# SELECTED PASSAGE start

Note that the components on the right side of expression (23) starting from the second one are categorized as follows: In equation (23.1), they are referred to as the coning component. In equation (23.2), they are referred to as the velocity component, and the components in equation (23.3) are referred to as the position component. If we revisit equation (31), we see that these errors are not compensated for.

Thus, after solving equation (22) in its general form and discretizing it, we obtain the following:

$v_{m}^{N} = v_{m - 1}^{N} + v_{g_{m}}^{N} + C_{B_{m - 1}}^{N} v_{{SF}_{m}}^{B_{m - 1}}$

$p_{m}^{N} = p_{m - 1}^{N} + v_{m - 1}^{N} T_{m} + p_{g_{m}}^{N} + C_{B_{m - 1}}^{N} p_{{SF}_{m}}^{B_{m - 1}}$

$C_{B_{m}}^{N} = f (Φ_{m})$

$v_{{SF}_{m}}^{B_{m - 1}} = [I + f_{2} (Φ_{m}) Φ_{m} \times + f_{3} (Φ_{m}) {(Φ_{m} \times)}^{2}] η_{m}$

$p_{{SF}_{m}}^{B_{m - 1}} = [I + 2 f_{2} (Φ_{m}) Φ_{m} \times + 2 f_{4} (Φ_{m}) {(Φ_{m} \times)}^{2}] ζ_{m}$

$Φ_{m} \equiv \int_{t_{m - 1}}^{t_{m}} \dot{Φ} dt; η_{m} \equiv \int_{t_{m - 1}}^{t_{m}} \dot{η} dt; ζ_{m} \equiv \int_{t_{m - 1}}^{t} \dot{ζ} dt$

In which Φ_m, η_mand ζ_mare calculated by solving the differential equation (23) combined with the use of the rounding function as follows:

- f₃≈⅙; f₄≈ 1/24; f₅≈ 1/12; f₆≈⅛;
- f₉≈ 1/36; f₁₀≈ 1/36; f₁₁≈ 1/540;
- f₁₂≈ 1/60; f₁₃≈ 5/108; f₁₄≈ 1/30;

In practice, there have been many specific implementations that can be applied to embedded software. However, the piecewise computation of each part in equation (23) is quite challenging, and the algorithm is not yet truly optimized for all types of motion systems.

# SELECTED PASSAGE end

§ TASKS FOR THIS EXERCISE
[1] In the navigation equations passage, what are the components in equation (23.2) referred to as?
[2] Edit the navigation equations passage starting at "In practice, there" and ending at "of motion systems.", replacing "challenging" with "difficult".

# DATASET RECORDS start

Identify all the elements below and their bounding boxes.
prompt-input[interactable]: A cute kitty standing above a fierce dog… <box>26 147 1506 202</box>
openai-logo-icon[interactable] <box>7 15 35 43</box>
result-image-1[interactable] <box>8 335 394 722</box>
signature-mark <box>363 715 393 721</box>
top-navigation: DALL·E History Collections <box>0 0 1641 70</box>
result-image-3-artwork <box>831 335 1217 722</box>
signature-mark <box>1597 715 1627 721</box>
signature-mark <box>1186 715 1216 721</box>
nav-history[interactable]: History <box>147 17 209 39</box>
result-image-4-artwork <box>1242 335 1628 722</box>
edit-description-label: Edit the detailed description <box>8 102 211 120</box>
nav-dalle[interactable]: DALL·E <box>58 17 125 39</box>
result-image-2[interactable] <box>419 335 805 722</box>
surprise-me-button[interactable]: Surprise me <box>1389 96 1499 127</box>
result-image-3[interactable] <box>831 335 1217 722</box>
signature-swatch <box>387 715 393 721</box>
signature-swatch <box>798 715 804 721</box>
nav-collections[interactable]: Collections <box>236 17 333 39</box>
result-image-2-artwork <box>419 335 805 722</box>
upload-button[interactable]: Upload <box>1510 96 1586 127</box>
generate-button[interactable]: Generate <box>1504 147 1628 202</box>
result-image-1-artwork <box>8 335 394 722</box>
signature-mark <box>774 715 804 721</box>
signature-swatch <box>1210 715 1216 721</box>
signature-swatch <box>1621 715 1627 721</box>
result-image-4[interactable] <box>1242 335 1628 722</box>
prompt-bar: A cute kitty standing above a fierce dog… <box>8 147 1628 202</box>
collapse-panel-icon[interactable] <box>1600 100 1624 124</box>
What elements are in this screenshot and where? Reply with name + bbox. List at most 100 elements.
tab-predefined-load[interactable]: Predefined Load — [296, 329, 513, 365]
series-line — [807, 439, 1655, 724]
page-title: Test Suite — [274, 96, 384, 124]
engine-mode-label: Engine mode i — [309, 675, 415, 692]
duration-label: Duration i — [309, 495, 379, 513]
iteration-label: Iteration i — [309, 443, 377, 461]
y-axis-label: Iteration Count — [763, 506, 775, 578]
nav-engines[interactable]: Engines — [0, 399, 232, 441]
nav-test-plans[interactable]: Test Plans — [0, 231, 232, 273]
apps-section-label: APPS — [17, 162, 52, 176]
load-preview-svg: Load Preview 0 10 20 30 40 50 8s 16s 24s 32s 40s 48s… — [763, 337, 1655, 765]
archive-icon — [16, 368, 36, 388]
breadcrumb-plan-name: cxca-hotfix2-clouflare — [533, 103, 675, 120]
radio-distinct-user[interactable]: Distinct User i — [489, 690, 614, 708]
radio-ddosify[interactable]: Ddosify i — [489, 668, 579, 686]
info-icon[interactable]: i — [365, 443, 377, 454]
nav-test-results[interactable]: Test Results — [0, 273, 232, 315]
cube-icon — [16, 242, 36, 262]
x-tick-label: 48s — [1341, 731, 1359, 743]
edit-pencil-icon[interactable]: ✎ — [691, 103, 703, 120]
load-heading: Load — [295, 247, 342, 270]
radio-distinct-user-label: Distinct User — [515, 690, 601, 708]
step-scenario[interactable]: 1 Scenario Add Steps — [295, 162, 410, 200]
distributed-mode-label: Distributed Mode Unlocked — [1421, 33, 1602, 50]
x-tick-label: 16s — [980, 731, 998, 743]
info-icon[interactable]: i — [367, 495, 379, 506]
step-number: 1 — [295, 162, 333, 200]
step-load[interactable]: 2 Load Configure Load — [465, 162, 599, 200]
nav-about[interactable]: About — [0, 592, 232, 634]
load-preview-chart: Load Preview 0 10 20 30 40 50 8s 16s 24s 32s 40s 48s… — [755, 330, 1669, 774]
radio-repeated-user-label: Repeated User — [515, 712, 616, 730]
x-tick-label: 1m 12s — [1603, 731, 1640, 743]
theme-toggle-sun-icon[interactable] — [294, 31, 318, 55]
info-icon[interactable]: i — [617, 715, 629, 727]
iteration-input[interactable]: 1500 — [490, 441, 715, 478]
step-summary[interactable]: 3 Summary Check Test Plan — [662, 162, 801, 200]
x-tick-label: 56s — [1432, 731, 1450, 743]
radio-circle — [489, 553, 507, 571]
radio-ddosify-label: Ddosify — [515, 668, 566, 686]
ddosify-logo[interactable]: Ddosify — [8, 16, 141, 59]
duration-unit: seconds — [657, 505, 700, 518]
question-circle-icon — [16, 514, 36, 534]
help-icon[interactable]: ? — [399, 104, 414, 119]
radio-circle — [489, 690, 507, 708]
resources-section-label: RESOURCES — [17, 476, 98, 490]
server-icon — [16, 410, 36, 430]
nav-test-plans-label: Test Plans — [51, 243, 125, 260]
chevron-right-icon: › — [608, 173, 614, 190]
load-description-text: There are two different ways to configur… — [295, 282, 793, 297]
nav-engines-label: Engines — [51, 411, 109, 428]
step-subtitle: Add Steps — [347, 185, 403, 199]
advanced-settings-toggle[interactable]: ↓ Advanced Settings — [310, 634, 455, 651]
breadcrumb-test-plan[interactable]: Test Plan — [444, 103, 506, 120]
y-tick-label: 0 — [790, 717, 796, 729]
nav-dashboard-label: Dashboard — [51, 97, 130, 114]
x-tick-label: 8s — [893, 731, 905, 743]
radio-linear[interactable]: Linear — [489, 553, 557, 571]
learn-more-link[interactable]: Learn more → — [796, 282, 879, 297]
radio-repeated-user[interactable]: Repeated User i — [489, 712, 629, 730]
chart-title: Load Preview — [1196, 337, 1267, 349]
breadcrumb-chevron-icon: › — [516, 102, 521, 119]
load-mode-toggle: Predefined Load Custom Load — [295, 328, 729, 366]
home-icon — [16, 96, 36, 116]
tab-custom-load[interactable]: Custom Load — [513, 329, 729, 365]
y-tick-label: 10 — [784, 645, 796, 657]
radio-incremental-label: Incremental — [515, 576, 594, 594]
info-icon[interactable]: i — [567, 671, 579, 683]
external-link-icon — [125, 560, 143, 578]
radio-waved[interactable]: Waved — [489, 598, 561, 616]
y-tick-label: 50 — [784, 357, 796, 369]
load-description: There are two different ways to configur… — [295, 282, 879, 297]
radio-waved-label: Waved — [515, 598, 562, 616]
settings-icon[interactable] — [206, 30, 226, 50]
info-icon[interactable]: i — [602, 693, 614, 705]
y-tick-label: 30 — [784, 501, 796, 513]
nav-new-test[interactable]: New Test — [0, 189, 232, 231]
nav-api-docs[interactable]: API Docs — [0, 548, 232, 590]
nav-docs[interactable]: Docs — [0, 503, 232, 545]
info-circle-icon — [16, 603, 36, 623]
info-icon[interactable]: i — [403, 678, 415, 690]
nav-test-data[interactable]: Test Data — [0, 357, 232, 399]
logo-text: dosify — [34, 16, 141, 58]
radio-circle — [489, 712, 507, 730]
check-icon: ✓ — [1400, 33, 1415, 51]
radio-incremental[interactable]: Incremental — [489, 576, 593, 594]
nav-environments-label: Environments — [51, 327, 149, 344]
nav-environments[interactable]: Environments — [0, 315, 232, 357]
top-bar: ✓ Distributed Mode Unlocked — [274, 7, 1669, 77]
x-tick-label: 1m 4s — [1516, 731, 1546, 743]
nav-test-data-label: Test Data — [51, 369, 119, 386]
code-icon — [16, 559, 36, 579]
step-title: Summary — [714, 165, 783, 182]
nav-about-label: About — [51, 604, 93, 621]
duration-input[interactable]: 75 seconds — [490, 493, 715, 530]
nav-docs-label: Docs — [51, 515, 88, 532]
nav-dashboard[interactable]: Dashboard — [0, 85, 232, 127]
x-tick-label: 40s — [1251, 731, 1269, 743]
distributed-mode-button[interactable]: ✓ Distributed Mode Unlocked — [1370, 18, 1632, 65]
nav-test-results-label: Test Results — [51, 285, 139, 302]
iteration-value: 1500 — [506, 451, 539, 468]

# DATASET RECORDS end

§ ANSWERS FOR THIS EXERCISE
[1] The velocity component.

[2]
In practice, there have been many specific implementations that can be applied to embedded software. However, the piecewise computation of each part in equation (23) is quite difficult, and the algorithm is not yet truly optimized for all types of motion systems.